__Task data__.
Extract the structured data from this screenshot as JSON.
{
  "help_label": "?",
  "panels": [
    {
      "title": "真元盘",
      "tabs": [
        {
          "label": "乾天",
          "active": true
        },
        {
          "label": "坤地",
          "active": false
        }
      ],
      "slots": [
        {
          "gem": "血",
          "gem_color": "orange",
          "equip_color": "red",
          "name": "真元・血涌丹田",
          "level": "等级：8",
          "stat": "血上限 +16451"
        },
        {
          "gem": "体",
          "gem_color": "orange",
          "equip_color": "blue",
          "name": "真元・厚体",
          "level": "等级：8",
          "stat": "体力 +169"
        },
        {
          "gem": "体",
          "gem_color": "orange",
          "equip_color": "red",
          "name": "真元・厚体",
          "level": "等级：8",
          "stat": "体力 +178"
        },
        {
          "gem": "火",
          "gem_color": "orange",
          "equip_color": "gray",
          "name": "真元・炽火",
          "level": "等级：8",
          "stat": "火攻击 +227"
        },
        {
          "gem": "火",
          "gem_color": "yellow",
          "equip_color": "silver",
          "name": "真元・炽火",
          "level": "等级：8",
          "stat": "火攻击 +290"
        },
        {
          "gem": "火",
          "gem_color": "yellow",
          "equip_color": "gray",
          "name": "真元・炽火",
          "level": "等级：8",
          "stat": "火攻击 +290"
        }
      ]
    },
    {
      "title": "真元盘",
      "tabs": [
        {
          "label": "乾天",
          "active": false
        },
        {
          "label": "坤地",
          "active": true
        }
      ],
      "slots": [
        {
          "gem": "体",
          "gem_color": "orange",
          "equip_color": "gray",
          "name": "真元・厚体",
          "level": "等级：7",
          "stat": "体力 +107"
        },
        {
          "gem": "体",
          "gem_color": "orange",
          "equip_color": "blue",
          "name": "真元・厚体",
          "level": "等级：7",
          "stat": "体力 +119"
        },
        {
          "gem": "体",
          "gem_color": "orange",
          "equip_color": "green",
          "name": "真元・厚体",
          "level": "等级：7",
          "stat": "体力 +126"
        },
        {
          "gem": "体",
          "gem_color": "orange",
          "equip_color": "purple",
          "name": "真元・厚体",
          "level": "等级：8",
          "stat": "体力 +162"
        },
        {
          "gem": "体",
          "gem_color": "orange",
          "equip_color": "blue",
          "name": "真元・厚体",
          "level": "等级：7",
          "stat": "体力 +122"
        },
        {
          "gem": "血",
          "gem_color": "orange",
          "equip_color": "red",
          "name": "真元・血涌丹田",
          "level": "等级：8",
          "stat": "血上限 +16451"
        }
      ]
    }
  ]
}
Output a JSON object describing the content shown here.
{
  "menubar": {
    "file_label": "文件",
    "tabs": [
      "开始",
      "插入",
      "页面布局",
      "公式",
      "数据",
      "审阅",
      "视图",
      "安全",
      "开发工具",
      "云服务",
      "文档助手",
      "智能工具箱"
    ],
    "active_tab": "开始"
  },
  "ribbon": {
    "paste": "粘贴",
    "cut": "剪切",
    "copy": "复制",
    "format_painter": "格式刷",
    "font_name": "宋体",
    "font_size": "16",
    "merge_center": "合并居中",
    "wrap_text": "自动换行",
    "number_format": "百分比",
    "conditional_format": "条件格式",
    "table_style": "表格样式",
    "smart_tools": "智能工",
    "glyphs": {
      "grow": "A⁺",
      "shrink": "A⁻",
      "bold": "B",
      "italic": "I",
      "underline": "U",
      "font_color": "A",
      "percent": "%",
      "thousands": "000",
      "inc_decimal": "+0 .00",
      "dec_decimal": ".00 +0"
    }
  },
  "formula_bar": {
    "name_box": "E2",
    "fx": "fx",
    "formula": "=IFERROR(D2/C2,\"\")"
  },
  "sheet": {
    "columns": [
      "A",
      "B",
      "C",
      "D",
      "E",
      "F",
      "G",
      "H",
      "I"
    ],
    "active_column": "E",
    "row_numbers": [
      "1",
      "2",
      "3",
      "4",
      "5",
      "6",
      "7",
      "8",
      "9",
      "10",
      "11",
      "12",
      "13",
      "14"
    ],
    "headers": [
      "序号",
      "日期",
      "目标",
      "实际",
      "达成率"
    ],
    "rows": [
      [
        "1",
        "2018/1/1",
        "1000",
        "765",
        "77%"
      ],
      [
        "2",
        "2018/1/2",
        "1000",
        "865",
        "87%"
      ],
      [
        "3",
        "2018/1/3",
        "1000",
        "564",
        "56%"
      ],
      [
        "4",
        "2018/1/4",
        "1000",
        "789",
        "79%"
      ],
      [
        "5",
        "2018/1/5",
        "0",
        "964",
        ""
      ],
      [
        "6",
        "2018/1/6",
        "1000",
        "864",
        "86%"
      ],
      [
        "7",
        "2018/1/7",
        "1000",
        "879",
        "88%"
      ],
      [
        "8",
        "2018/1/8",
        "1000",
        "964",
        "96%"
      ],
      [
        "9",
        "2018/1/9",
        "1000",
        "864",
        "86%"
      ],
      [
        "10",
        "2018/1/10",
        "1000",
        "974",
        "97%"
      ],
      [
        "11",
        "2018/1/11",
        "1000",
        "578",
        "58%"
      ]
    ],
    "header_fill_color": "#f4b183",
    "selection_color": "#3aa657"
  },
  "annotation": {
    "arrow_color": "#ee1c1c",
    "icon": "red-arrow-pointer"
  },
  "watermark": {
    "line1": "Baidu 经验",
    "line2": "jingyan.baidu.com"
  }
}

__What to do__.
Copy every line of the records word for word.

__Output below__.
Extract the structured data from this screenshot as JSON.
{
  "help_label": "?",
  "panels": [
    {
      "title": "真元盘",
      "tabs": [
        {
          "label": "乾天",
          "active": true
        },
        {
          "label": "坤地",
          "active": false
        }
      ],
      "slots": [
        {
          "gem": "血",
          "gem_color": "orange",
          "equip_color": "red",
          "name": "真元・血涌丹田",
          "level": "等级：8",
          "stat": "血上限 +16451"
        },
        {
          "gem": "体",
          "gem_color": "orange",
          "equip_color": "blue",
          "name": "真元・厚体",
          "level": "等级：8",
          "stat": "体力 +169"
        },
        {
          "gem": "体",
          "gem_color": "orange",
          "equip_color": "red",
          "name": "真元・厚体",
          "level": "等级：8",
          "stat": "体力 +178"
        },
        {
          "gem": "火",
          "gem_color": "orange",
          "equip_color": "gray",
          "name": "真元・炽火",
          "level": "等级：8",
          "stat": "火攻击 +227"
        },
        {
          "gem": "火",
          "gem_color": "yellow",
          "equip_color": "silver",
          "name": "真元・炽火",
          "level": "等级：8",
          "stat": "火攻击 +290"
        },
        {
          "gem": "火",
          "gem_color": "yellow",
          "equip_color": "gray",
          "name": "真元・炽火",
          "level": "等级：8",
          "stat": "火攻击 +290"
        }
      ]
    },
    {
      "title": "真元盘",
      "tabs": [
        {
          "label": "乾天",
          "active": false
        },
        {
          "label": "坤地",
          "active": true
        }
      ],
      "slots": [
        {
          "gem": "体",
          "gem_color": "orange",
          "equip_color": "gray",
          "name": "真元・厚体",
          "level": "等级：7",
          "stat": "体力 +107"
        },
        {
          "gem": "体",
          "gem_color": "orange",
          "equip_color": "blue",
          "name": "真元・厚体",
          "level": "等级：7",
          "stat": "体力 +119"
        },
        {
          "gem": "体",
          "gem_color": "orange",
          "equip_color": "green",
          "name": "真元・厚体",
          "level": "等级：7",
          "stat": "体力 +126"
        },
        {
          "gem": "体",
          "gem_color": "orange",
          "equip_color": "purple",
          "name": "真元・厚体",
          "level": "等级：8",
          "stat": "体力 +162"
        },
        {
          "gem": "体",
          "gem_color": "orange",
          "equip_color": "blue",
          "name": "真元・厚体",
          "level": "等级：7",
          "stat": "体力 +122"
        },
        {
          "gem": "血",
          "gem_color": "orange",
          "equip_color": "red",
          "name": "真元・血涌丹田",
          "level": "等级：8",
          "stat": "血上限 +16451"
        }
      ]
    }
  ]
}
Output a JSON object describing the content shown here.
{
  "menubar": {
    "file_label": "文件",
    "tabs": [
      "开始",
      "插入",
      "页面布局",
      "公式",
      "数据",
      "审阅",
      "视图",
      "安全",
      "开发工具",
      "云服务",
      "文档助手",
      "智能工具箱"
    ],
    "active_tab": "开始"
  },
  "ribbon": {
    "paste": "粘贴",
    "cut": "剪切",
    "copy": "复制",
    "format_painter": "格式刷",
    "font_name": "宋体",
    "font_size": "16",
    "merge_center": "合并居中",
    "wrap_text": "自动换行",
    "number_format": "百分比",
    "conditional_format": "条件格式",
    "table_style": "表格样式",
    "smart_tools": "智能工",
    "glyphs": {
      "grow": "A⁺",
      "shrink": "A⁻",
      "bold": "B",
      "italic": "I",
      "underline": "U",
      "font_color": "A",
      "percent": "%",
      "thousands": "000",
      "inc_decimal": "+0 .00",
      "dec_decimal": ".00 +0"
    }
  },
  "formula_bar": {
    "name_box": "E2",
    "fx": "fx",
    "formula": "=IFERROR(D2/C2,\"\")"
  },
  "sheet": {
    "columns": [
      "A",
      "B",
      "C",
      "D",
      "E",
      "F",
      "G",
      "H",
      "I"
    ],
    "active_column": "E",
    "row_numbers": [
      "1",
      "2",
      "3",
      "4",
      "5",
      "6",
      "7",
      "8",
      "9",
      "10",
      "11",
      "12",
      "13",
      "14"
    ],
    "headers": [
      "序号",
      "日期",
      "目标",
      "实际",
      "达成率"
    ],
    "rows": [
      [
        "1",
        "2018/1/1",
        "1000",
        "765",
        "77%"
      ],
      [
        "2",
        "2018/1/2",
        "1000",
        "865",
        "87%"
      ],
      [
        "3",
        "2018/1/3",
        "1000",
        "564",
        "56%"
      ],
      [
        "4",
        "2018/1/4",
        "1000",
        "789",
        "79%"
      ],
      [
        "5",
        "2018/1/5",
        "0",
        "964",
        ""
      ],
      [
        "6",
        "2018/1/6",
        "1000",
        "864",
        "86%"
      ],
      [
        "7",
        "2018/1/7",
        "1000",
        "879",
        "88%"
      ],
      [
        "8",
        "2018/1/8",
        "1000",
        "964",
        "96%"
      ],
      [
        "9",
        "2018/1/9",
        "1000",
        "864",
        "86%"
      ],
      [
        "10",
        "2018/1/10",
        "1000",
        "974",
        "97%"
      ],
      [
        "11",
        "2018/1/11",
        "1000",
        "578",
        "58%"
      ]
    ],
    "header_fill_color": "#f4b183",
    "selection_color": "#3aa657"
  },
  "annotation": {
    "arrow_color": "#ee1c1c",
    "icon": "red-arrow-pointer"
  },
  "watermark": {
    "line1": "Baidu 经验",
    "line2": "jingyan.baidu.com"
  }
}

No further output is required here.